> _WRITTEN REQUEST_
Whenever a line contains the string "Strongest", copy it out of the entries.

> _DATA SUPPLIED_
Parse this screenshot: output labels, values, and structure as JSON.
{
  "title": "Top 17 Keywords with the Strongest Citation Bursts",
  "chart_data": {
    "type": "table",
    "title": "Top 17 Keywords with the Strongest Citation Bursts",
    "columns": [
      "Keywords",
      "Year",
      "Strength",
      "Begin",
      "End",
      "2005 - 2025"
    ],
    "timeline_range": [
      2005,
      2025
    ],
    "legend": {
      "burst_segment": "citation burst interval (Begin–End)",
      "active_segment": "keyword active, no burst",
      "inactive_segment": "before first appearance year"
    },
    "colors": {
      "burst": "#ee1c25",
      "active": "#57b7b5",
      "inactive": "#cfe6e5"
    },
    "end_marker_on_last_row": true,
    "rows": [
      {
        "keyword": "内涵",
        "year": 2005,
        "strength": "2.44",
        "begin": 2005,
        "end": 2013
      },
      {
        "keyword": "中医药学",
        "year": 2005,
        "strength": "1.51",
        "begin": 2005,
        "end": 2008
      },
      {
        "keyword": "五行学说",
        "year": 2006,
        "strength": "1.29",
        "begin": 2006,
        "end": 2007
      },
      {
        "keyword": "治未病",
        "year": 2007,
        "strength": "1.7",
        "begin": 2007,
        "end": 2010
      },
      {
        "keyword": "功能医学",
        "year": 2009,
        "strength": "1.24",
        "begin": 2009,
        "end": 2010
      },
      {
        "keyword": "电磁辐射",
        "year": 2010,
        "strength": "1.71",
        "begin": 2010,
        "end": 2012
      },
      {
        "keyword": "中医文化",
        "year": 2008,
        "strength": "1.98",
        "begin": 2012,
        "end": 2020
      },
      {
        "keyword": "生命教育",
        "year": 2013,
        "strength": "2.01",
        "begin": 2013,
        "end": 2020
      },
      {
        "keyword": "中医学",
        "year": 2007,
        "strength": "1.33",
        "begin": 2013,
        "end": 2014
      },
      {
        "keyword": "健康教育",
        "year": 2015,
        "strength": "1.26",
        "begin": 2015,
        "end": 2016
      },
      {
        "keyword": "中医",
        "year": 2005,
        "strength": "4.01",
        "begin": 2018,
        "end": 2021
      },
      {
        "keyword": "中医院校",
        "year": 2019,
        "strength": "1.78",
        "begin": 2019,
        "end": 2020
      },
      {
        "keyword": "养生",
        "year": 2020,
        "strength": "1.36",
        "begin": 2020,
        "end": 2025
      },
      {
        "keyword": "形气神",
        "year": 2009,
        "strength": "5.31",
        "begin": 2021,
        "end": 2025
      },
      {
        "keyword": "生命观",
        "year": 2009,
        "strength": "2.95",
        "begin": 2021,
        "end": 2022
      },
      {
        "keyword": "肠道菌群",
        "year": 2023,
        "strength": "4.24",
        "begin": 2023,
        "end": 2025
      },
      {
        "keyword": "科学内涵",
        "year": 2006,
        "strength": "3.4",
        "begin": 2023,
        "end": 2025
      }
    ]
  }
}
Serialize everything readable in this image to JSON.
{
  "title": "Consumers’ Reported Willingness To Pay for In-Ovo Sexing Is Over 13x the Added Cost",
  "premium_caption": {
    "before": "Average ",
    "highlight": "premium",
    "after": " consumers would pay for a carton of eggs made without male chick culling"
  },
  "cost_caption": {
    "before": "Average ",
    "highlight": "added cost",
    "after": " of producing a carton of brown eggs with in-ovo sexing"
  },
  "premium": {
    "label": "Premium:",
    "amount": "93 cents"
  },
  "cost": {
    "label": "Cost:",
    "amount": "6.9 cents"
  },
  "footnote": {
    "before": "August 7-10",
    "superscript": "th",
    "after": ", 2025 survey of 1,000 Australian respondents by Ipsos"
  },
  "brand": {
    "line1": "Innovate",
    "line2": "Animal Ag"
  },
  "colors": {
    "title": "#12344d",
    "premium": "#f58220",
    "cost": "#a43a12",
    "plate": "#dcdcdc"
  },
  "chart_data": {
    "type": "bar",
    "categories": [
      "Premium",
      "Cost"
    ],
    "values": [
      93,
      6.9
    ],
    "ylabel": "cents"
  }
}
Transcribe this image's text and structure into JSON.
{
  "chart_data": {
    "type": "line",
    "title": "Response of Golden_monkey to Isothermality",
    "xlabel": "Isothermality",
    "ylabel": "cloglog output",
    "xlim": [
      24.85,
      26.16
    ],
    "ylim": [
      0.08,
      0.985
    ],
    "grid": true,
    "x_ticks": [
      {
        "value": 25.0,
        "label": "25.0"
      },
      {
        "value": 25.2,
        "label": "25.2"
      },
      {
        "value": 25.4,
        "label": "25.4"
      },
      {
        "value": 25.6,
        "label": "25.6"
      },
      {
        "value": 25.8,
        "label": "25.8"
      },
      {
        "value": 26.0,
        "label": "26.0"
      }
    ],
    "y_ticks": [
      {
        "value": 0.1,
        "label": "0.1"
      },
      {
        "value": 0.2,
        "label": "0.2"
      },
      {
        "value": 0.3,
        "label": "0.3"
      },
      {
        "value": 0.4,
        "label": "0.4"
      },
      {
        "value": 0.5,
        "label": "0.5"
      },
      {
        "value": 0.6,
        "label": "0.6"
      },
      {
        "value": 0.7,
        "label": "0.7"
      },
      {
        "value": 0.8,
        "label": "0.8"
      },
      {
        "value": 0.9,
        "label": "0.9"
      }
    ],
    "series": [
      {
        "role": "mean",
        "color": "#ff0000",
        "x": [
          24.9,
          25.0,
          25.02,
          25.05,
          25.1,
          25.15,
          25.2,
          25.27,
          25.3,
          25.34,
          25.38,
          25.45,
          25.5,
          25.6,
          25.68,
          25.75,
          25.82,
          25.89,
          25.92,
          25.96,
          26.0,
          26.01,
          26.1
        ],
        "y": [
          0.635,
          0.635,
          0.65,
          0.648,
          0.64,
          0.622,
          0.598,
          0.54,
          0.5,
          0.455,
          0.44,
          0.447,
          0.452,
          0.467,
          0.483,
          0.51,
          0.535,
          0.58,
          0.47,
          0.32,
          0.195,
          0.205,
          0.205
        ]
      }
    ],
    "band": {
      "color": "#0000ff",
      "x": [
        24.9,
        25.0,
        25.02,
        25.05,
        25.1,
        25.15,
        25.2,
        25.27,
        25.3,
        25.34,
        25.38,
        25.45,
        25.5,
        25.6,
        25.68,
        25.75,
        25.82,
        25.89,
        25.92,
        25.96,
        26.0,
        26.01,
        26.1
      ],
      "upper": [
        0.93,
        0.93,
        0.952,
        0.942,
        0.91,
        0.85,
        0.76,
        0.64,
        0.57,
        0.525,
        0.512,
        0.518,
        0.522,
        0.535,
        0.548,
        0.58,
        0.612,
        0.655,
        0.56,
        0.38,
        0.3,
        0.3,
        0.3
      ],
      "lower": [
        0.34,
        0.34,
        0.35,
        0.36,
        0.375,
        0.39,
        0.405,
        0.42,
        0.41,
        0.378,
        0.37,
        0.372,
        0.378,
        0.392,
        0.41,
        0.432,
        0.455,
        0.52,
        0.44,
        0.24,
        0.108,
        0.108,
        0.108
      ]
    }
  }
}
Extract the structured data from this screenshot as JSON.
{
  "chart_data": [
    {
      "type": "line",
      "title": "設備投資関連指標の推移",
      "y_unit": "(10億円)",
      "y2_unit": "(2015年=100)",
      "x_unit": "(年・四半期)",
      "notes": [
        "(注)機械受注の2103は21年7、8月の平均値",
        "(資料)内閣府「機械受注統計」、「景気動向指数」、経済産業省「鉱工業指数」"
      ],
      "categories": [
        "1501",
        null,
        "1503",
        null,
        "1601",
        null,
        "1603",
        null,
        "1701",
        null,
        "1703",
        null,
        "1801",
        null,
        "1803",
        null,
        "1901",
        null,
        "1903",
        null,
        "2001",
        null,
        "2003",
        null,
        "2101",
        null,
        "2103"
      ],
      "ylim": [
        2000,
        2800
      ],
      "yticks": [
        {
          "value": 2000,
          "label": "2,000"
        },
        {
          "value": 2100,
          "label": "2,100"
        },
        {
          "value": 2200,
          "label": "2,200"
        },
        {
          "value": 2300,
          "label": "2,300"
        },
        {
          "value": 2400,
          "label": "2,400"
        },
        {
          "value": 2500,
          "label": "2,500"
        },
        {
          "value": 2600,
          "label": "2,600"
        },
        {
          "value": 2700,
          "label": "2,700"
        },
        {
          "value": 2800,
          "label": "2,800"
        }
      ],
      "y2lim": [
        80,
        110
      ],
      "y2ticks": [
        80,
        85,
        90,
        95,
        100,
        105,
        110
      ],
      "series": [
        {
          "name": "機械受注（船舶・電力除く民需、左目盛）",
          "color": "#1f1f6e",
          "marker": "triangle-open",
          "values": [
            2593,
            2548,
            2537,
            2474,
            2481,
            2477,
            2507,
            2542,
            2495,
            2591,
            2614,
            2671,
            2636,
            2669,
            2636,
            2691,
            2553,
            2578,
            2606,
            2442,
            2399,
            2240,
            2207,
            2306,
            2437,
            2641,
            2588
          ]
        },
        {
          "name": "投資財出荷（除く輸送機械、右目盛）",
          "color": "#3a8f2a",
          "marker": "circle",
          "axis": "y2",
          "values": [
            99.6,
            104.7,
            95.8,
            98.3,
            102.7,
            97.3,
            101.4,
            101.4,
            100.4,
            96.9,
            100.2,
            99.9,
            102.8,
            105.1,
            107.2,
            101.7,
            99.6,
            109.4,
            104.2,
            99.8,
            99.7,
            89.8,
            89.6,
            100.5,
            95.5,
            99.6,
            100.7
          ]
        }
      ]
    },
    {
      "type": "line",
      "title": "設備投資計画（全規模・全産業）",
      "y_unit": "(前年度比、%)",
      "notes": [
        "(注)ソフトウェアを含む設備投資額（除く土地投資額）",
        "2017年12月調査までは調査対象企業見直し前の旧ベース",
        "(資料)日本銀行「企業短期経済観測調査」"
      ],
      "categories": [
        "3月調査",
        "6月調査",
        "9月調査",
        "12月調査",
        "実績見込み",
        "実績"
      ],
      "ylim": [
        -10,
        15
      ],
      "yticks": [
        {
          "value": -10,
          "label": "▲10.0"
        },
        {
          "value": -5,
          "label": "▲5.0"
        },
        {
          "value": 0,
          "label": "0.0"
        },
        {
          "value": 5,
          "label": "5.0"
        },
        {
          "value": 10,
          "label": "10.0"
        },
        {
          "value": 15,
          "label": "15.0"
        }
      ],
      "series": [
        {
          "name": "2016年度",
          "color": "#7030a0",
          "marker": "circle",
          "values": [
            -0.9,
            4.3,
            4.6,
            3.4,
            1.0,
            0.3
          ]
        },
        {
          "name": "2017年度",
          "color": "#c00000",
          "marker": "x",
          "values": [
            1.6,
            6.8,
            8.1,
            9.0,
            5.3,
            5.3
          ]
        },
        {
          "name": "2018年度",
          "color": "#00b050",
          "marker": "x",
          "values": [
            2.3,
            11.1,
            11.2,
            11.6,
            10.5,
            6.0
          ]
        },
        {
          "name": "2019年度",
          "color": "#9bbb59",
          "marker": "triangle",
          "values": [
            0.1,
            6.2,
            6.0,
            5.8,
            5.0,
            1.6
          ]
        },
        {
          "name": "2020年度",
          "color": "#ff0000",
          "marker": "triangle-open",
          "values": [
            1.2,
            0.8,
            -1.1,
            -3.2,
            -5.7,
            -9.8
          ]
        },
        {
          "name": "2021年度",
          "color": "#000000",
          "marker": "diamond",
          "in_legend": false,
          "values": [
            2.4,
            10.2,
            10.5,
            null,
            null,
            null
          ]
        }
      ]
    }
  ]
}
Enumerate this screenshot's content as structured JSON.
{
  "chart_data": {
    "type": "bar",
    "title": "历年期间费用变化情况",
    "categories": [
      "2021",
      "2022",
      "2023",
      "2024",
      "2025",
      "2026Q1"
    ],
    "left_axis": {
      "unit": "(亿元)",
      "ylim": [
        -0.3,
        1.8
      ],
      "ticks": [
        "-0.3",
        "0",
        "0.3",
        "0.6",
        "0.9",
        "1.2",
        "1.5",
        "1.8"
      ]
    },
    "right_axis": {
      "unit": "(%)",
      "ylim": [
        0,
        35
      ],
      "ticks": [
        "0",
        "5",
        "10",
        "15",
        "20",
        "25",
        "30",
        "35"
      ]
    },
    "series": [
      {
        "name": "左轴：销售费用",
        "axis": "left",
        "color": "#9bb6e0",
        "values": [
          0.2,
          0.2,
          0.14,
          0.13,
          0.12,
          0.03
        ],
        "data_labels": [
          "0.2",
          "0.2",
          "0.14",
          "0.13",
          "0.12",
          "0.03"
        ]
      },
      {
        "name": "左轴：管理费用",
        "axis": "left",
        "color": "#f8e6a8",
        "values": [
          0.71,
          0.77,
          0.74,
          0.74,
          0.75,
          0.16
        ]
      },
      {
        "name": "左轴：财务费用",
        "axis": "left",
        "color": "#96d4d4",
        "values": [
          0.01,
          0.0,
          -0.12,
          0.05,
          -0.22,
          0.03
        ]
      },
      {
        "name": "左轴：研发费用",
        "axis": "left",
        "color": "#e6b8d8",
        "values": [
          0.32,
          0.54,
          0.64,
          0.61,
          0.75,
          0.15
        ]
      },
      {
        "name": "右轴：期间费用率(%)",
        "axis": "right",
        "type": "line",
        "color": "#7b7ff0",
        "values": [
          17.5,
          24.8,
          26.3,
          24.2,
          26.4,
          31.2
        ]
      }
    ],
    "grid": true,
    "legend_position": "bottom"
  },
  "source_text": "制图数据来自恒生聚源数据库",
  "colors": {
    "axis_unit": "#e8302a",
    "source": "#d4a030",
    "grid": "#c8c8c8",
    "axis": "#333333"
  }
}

> _RESPONSE_
  "title": "Top 17 Keywords with the Strongest Citation Bursts",
    "title": "Top 17 Keywords with the Strongest Citation Bursts",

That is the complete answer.